== REQUIRED TASK ==
Do not carry the pictures over; copy every other part of the entries exactly.

A block of data:
========

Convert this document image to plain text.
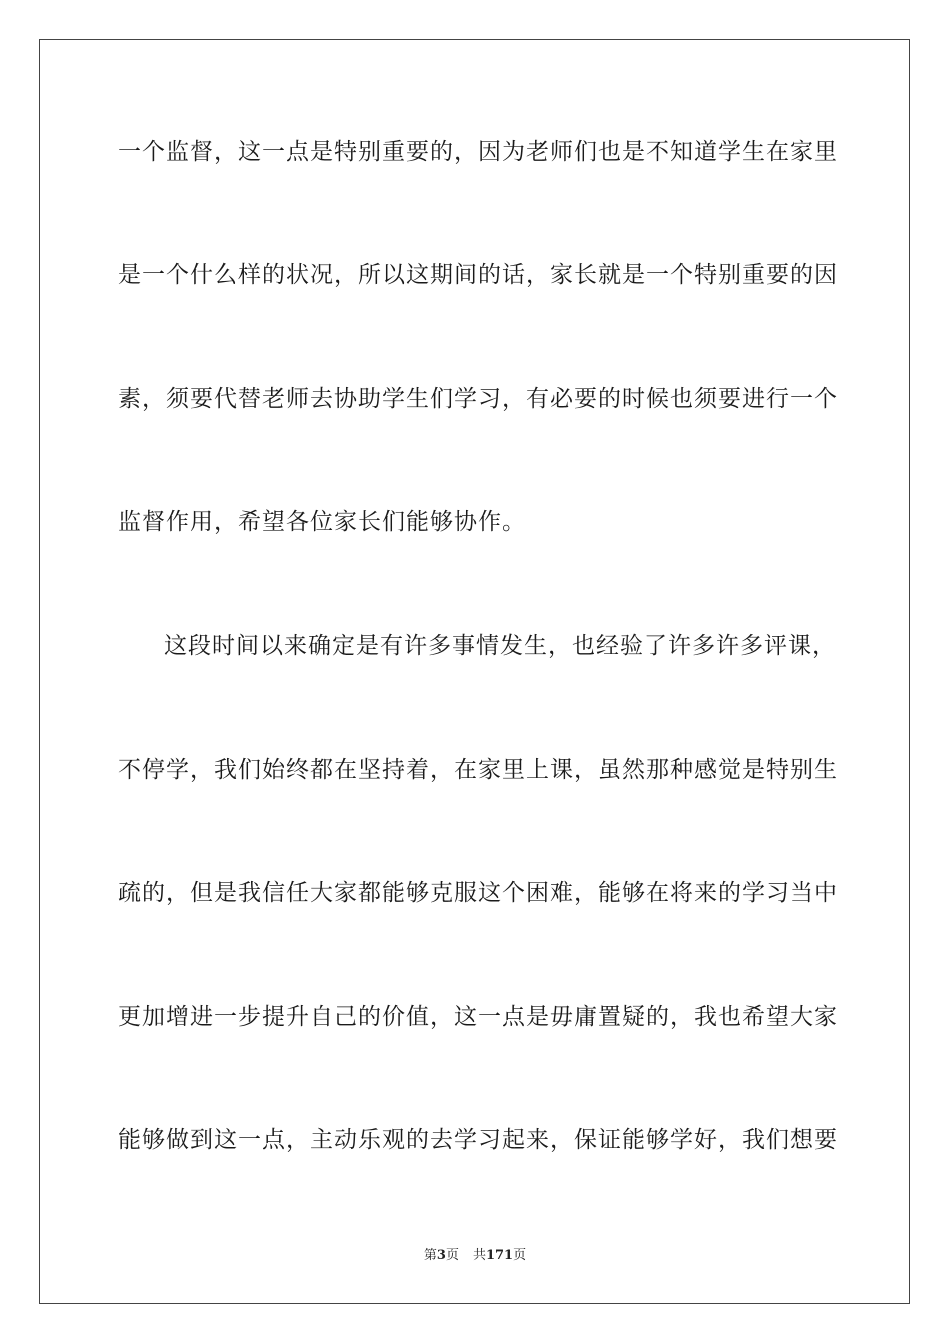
一个监督，这一点是特别重要的，因为老师们也是不知道学生在家里
是一个什么样的状况，所以这期间的话，家长就是一个特别重要的因
素，须要代替老师去协助学生们学习，有必要的时候也须要进行一个
监督作用，希望各位家长们能够协作。
这段时间以来确定是有许多事情发生，也经验了许多许多评课，
不停学，我们始终都在坚持着，在家里上课，虽然那种感觉是特别生
疏的，但是我信任大家都能够克服这个困难，能够在将来的学习当中
更加增进一步提升自己的价值，这一点是毋庸置疑的，我也希望大家
能够做到这一点，主动乐观的去学习起来，保证能够学好，我们想要
第3页 共171页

========

== ANSWER BELOW ==
Convert this document image to plain text.
一个监督，这一点是特别重要的，因为老师们也是不知道学生在家里
是一个什么样的状况，所以这期间的话，家长就是一个特别重要的因
素，须要代替老师去协助学生们学习，有必要的时候也须要进行一个
监督作用，希望各位家长们能够协作。
这段时间以来确定是有许多事情发生，也经验了许多许多评课，
不停学，我们始终都在坚持着，在家里上课，虽然那种感觉是特别生
疏的，但是我信任大家都能够克服这个困难，能够在将来的学习当中
更加增进一步提升自己的价值，这一点是毋庸置疑的，我也希望大家
能够做到这一点，主动乐观的去学习起来，保证能够学好，我们想要
第3页 共171页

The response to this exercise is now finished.